- Exercise prompt -
In the listing that follows, count each line containing the string "text" and report only the count.

══════════════════════════════

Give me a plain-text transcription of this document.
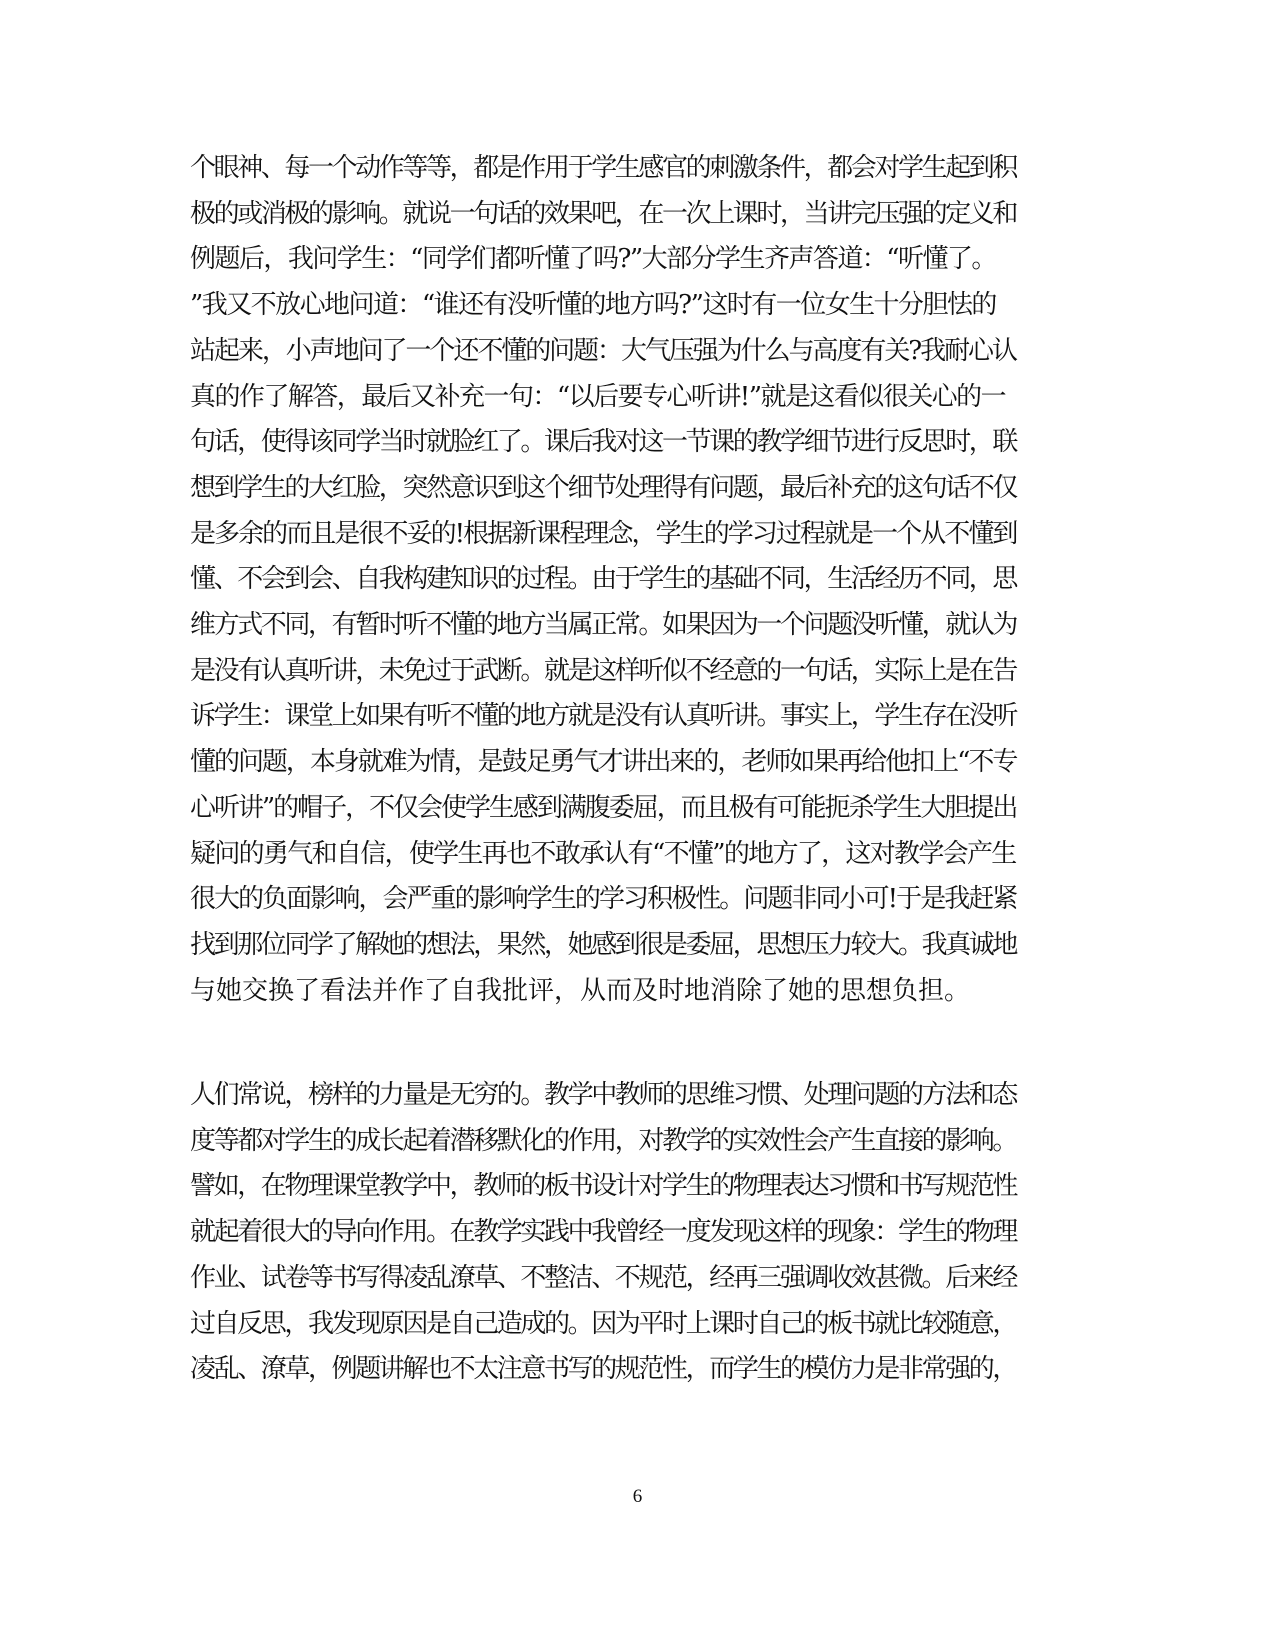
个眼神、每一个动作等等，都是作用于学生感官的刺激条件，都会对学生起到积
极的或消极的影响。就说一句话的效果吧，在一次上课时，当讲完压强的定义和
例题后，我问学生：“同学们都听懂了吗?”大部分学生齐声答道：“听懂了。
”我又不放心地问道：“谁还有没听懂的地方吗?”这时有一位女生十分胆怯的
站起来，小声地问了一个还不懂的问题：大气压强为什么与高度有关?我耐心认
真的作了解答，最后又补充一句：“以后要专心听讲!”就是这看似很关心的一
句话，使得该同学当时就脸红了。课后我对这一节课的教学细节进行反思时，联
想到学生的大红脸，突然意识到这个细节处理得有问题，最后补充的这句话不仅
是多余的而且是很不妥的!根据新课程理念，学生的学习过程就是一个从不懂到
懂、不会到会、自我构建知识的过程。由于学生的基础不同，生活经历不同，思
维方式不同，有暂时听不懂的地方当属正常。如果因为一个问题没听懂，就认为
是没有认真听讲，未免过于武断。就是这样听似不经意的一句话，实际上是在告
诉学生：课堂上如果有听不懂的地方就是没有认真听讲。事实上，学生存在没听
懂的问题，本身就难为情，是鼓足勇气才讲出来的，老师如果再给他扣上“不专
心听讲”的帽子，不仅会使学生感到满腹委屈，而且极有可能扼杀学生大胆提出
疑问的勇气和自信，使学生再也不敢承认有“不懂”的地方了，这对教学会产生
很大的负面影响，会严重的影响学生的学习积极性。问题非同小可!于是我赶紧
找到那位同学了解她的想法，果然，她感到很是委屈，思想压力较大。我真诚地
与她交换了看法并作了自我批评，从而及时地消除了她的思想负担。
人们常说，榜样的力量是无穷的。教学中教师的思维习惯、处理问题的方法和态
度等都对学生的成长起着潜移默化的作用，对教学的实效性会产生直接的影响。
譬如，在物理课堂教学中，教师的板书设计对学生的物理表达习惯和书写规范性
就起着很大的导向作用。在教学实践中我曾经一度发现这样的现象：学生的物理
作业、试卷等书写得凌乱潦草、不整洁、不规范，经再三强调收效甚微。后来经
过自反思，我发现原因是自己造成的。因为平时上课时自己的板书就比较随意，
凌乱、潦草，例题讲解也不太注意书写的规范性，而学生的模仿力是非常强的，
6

══════════════════════════════

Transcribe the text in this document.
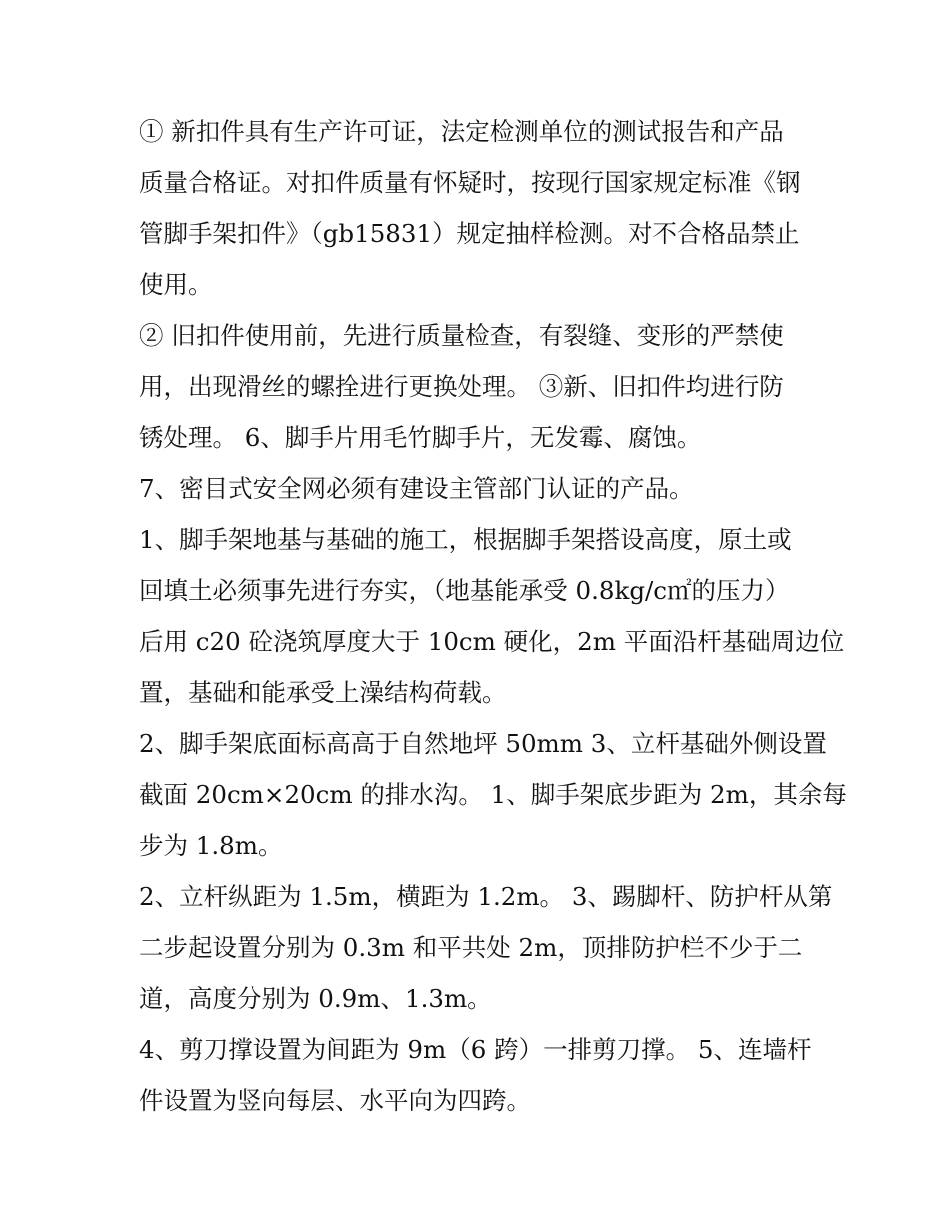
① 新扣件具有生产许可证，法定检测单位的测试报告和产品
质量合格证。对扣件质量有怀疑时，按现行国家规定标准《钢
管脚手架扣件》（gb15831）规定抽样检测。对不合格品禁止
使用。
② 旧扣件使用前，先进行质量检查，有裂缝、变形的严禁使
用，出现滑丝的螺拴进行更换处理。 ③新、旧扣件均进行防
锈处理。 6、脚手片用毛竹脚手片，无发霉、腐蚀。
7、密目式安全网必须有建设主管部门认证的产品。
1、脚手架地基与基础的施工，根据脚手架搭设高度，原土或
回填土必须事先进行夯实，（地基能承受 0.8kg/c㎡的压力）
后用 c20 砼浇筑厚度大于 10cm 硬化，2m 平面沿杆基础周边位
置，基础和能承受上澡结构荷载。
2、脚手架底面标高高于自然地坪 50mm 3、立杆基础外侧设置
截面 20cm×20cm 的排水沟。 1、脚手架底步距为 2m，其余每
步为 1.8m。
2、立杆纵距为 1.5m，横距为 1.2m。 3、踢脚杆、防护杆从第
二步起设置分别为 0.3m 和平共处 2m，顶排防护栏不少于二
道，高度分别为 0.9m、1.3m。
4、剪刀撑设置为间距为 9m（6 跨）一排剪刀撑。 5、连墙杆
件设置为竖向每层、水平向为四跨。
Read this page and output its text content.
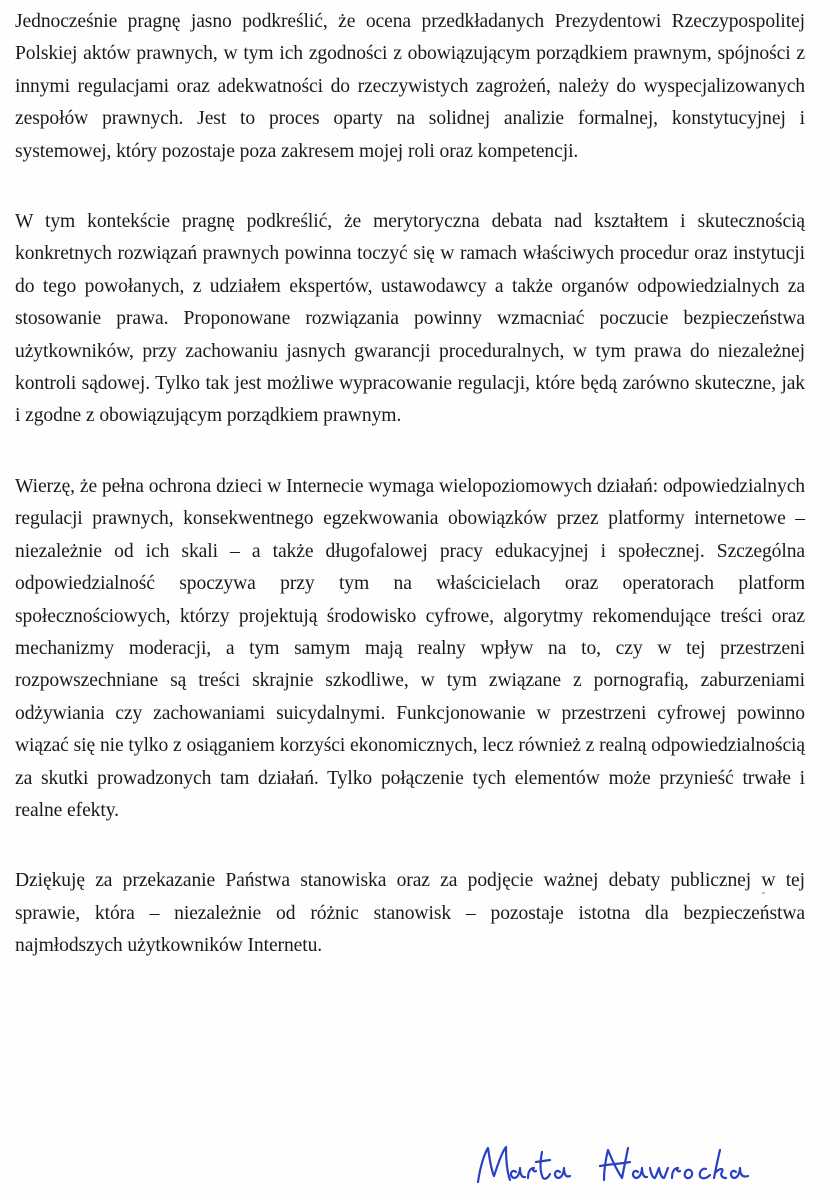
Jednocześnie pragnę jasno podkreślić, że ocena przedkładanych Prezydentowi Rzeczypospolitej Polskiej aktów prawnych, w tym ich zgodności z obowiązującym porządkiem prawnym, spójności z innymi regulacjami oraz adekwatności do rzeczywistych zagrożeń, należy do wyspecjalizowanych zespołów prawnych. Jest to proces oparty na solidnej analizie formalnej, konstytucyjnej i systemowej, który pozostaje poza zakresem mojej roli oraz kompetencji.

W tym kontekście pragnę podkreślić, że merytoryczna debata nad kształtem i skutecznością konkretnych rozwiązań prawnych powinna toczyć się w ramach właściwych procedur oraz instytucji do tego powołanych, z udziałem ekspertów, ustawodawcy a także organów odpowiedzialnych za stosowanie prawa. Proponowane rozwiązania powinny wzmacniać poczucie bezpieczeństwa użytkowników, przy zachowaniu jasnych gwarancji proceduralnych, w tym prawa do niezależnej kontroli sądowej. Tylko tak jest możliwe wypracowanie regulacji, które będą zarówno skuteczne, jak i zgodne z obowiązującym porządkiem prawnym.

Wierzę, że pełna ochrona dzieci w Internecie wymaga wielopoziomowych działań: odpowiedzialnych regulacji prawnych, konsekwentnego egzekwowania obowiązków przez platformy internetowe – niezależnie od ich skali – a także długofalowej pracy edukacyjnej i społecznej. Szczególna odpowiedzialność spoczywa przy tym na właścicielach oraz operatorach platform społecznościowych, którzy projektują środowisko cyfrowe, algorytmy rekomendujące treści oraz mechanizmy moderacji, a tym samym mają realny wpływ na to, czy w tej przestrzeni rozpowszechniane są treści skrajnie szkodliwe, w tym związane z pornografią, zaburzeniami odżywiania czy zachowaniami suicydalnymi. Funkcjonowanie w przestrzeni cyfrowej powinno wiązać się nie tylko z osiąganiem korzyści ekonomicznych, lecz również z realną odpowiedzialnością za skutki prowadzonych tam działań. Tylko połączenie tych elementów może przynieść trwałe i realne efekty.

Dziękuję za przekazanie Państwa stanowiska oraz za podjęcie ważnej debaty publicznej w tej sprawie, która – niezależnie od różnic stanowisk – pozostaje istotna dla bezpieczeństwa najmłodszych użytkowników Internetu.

══════════════════════════════

- Response to this exercise -
3